__WHAT YOU WILL DO__
Print the listing in its entirety and exactly, leaving out images.

--------------------------------------------------

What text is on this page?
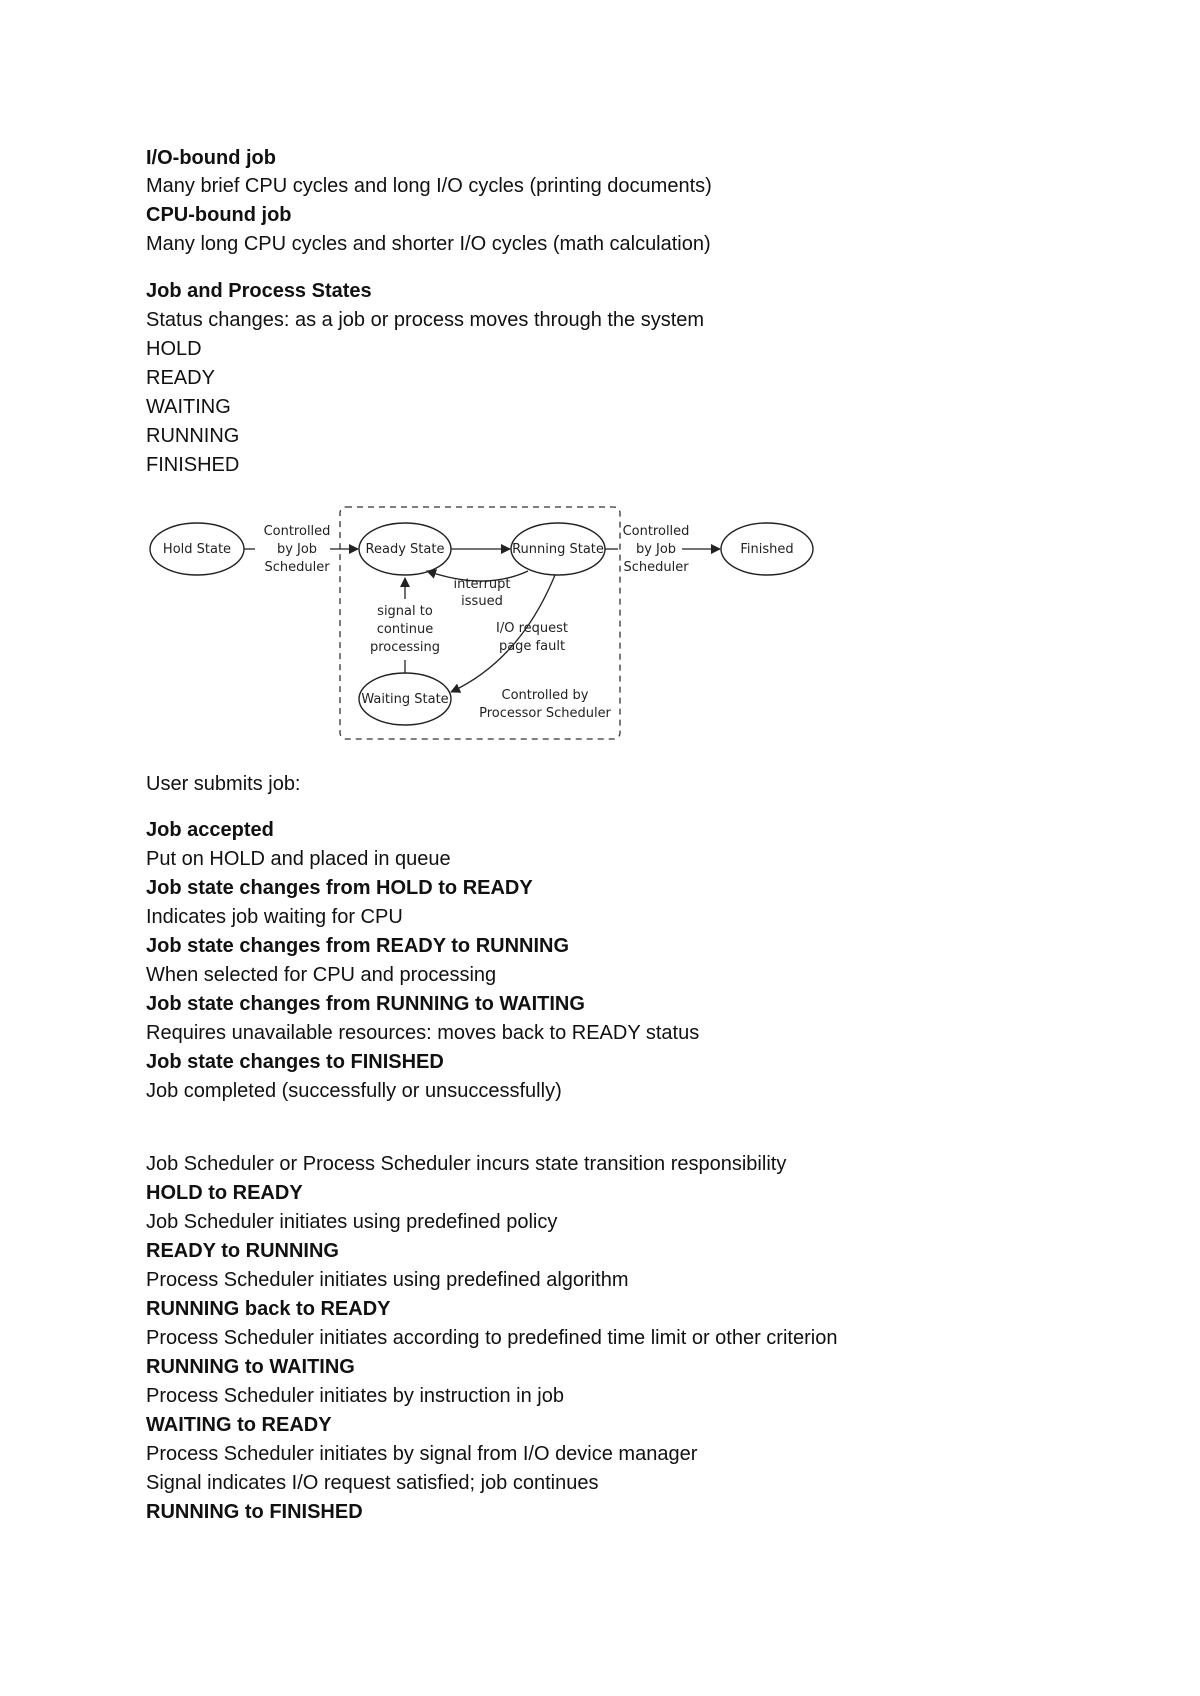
I/O-bound job
Many brief CPU cycles and long I/O cycles (printing documents)
CPU-bound job
Many long CPU cycles and shorter I/O cycles (math calculation)
Job and Process States
Status changes: as a job or process moves through the system
HOLD
READY
WAITING
RUNNING
FINISHED
User submits job:
Job accepted
Put on HOLD and placed in queue
Job state changes from HOLD to READY
Indicates job waiting for CPU
Job state changes from READY to RUNNING
When selected for CPU and processing
Job state changes from RUNNING to WAITING
Requires unavailable resources: moves back to READY status
Job state changes to FINISHED
Job completed (successfully or unsuccessfully)
Job Scheduler or Process Scheduler incurs state transition responsibility
HOLD to READY
Job Scheduler initiates using predefined policy
READY to RUNNING
Process Scheduler initiates using predefined algorithm
RUNNING back to READY
Process Scheduler initiates according to predefined time limit or other criterion
RUNNING to WAITING
Process Scheduler initiates by instruction in job
WAITING to READY
Process Scheduler initiates by signal from I/O device manager
Signal indicates I/O request satisfied; job continues
RUNNING to FINISHED
Hold State	Ready State	Running State	Finished
Waiting State
Controlled
by Job
Scheduler
Controlled
by Job
Scheduler
interrupt
issued
signal to
continue
processing
I/O request
page fault
Controlled by
Processor Scheduler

--------------------------------------------------

__SOLUTION FOR THIS PROBLEM__
What text is on this page?
I/O-bound job
Many brief CPU cycles and long I/O cycles (printing documents)
CPU-bound job
Many long CPU cycles and shorter I/O cycles (math calculation)
Job and Process States
Status changes: as a job or process moves through the system
HOLD
READY
WAITING
RUNNING
FINISHED
User submits job:
Job accepted
Put on HOLD and placed in queue
Job state changes from HOLD to READY
Indicates job waiting for CPU
Job state changes from READY to RUNNING
When selected for CPU and processing
Job state changes from RUNNING to WAITING
Requires unavailable resources: moves back to READY status
Job state changes to FINISHED
Job completed (successfully or unsuccessfully)
Job Scheduler or Process Scheduler incurs state transition responsibility
HOLD to READY
Job Scheduler initiates using predefined policy
READY to RUNNING
Process Scheduler initiates using predefined algorithm
RUNNING back to READY
Process Scheduler initiates according to predefined time limit or other criterion
RUNNING to WAITING
Process Scheduler initiates by instruction in job
WAITING to READY
Process Scheduler initiates by signal from I/O device manager
Signal indicates I/O request satisfied; job continues
RUNNING to FINISHED
Hold State	Ready State	Running State	Finished
Waiting State
Controlled
by Job
Scheduler
Controlled
by Job
Scheduler
interrupt
issued
signal to
continue
processing
I/O request
page fault
Controlled by
Processor Scheduler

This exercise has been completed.